Records from a data source:
*****

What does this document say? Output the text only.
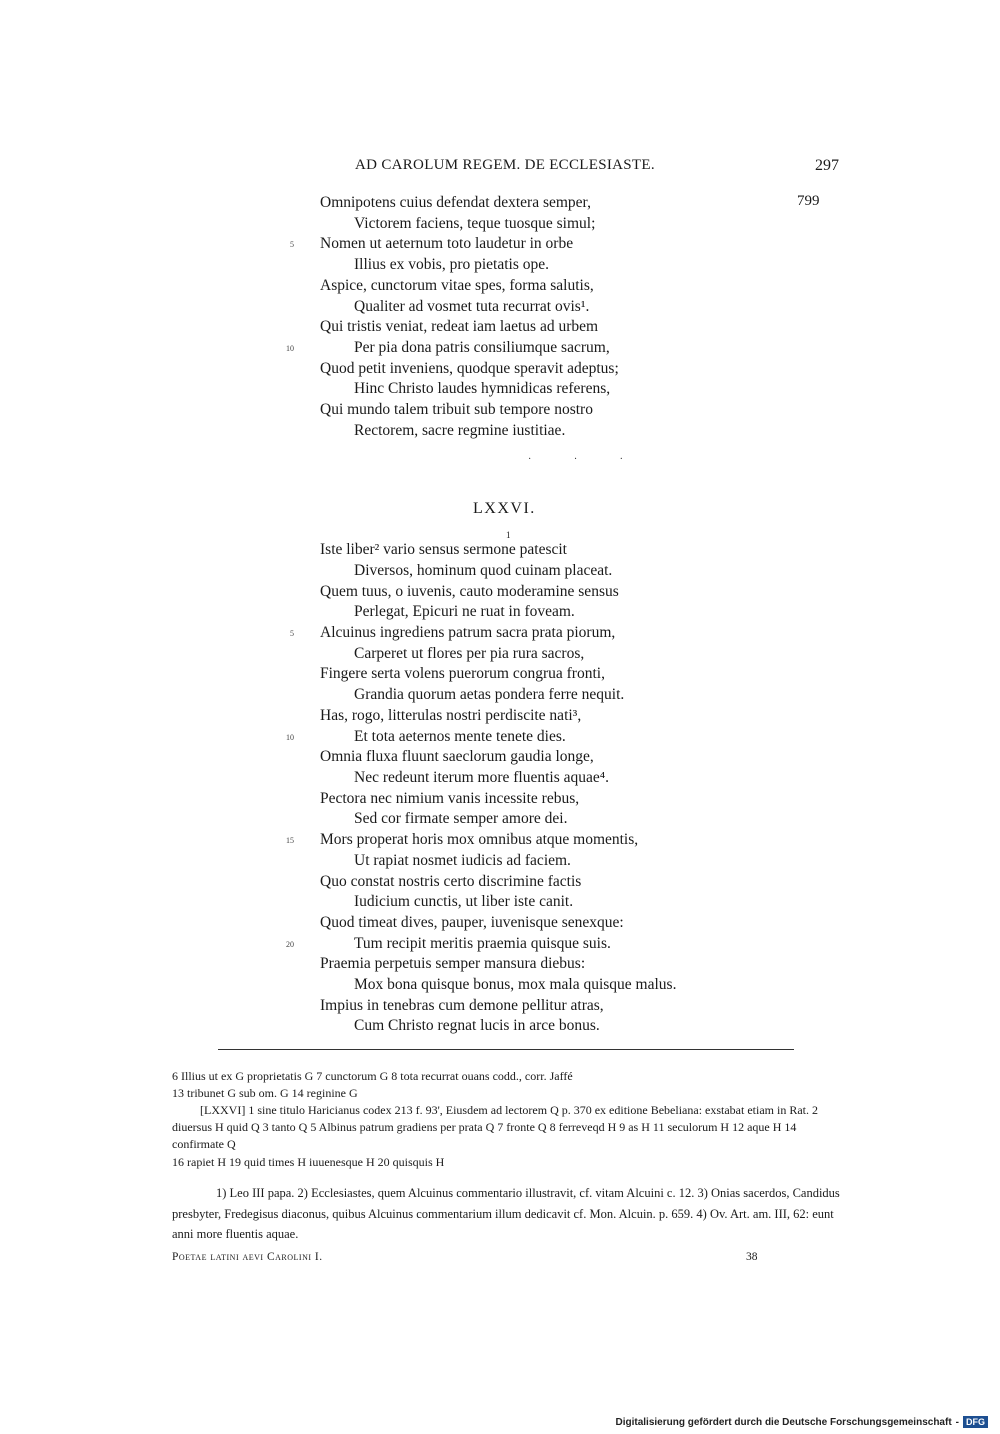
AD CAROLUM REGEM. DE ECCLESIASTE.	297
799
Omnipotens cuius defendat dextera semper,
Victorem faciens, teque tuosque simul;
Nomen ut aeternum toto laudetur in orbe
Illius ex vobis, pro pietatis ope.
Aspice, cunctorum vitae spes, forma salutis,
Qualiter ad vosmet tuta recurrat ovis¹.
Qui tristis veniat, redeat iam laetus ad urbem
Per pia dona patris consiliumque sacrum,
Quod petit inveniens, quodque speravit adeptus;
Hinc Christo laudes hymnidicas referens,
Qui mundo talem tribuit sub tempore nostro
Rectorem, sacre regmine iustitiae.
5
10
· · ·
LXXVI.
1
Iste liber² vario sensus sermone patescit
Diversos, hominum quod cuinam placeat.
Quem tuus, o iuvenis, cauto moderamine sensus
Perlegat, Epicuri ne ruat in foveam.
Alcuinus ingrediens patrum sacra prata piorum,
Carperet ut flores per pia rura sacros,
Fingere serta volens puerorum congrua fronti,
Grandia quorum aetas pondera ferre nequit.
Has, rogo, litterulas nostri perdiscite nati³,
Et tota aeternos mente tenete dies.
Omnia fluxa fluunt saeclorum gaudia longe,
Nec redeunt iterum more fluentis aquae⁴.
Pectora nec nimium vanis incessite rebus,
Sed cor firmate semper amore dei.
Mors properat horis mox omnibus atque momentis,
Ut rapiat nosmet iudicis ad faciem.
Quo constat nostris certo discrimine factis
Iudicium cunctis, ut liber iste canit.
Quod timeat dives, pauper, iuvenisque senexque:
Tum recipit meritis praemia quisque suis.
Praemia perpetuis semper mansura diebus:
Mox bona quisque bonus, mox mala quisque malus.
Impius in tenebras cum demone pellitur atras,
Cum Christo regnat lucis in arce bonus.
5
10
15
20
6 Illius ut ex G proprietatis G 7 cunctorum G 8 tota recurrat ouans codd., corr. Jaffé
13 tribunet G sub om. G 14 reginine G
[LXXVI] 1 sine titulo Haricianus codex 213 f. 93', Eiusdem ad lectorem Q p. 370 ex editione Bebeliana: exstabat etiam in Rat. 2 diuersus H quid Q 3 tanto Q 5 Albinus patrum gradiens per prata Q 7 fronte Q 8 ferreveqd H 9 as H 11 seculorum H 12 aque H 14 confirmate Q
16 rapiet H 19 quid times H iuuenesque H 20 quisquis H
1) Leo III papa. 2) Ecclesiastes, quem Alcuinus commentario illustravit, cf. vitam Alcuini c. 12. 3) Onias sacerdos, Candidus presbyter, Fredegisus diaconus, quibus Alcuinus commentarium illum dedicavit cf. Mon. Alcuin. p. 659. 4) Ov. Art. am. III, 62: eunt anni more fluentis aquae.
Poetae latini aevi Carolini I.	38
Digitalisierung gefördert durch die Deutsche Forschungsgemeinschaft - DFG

*****

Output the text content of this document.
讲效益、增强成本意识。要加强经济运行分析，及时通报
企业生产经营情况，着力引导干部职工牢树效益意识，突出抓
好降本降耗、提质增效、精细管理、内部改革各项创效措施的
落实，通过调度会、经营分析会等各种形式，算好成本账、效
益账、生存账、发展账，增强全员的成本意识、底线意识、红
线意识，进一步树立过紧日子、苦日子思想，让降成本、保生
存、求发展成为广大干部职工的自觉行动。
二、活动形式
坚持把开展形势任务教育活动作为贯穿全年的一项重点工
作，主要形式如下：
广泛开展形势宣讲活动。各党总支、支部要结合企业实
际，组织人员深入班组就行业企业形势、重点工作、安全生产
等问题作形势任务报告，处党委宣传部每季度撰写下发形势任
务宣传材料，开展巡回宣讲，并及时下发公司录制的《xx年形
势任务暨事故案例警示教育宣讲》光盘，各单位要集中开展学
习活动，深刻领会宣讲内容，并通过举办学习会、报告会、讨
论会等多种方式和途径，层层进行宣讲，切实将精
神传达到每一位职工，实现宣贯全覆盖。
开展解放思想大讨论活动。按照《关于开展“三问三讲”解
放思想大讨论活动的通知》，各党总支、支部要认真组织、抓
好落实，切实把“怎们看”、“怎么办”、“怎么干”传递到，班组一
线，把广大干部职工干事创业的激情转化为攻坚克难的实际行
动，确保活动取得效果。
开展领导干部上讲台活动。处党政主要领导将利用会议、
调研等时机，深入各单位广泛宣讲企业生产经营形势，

*****

*SET EXERCISE*. Report all lines of the data above that include the string "text".

*OUTPUT FOR THIS TASK*.
What does this document say? Output the text only.
Output the text content of this document.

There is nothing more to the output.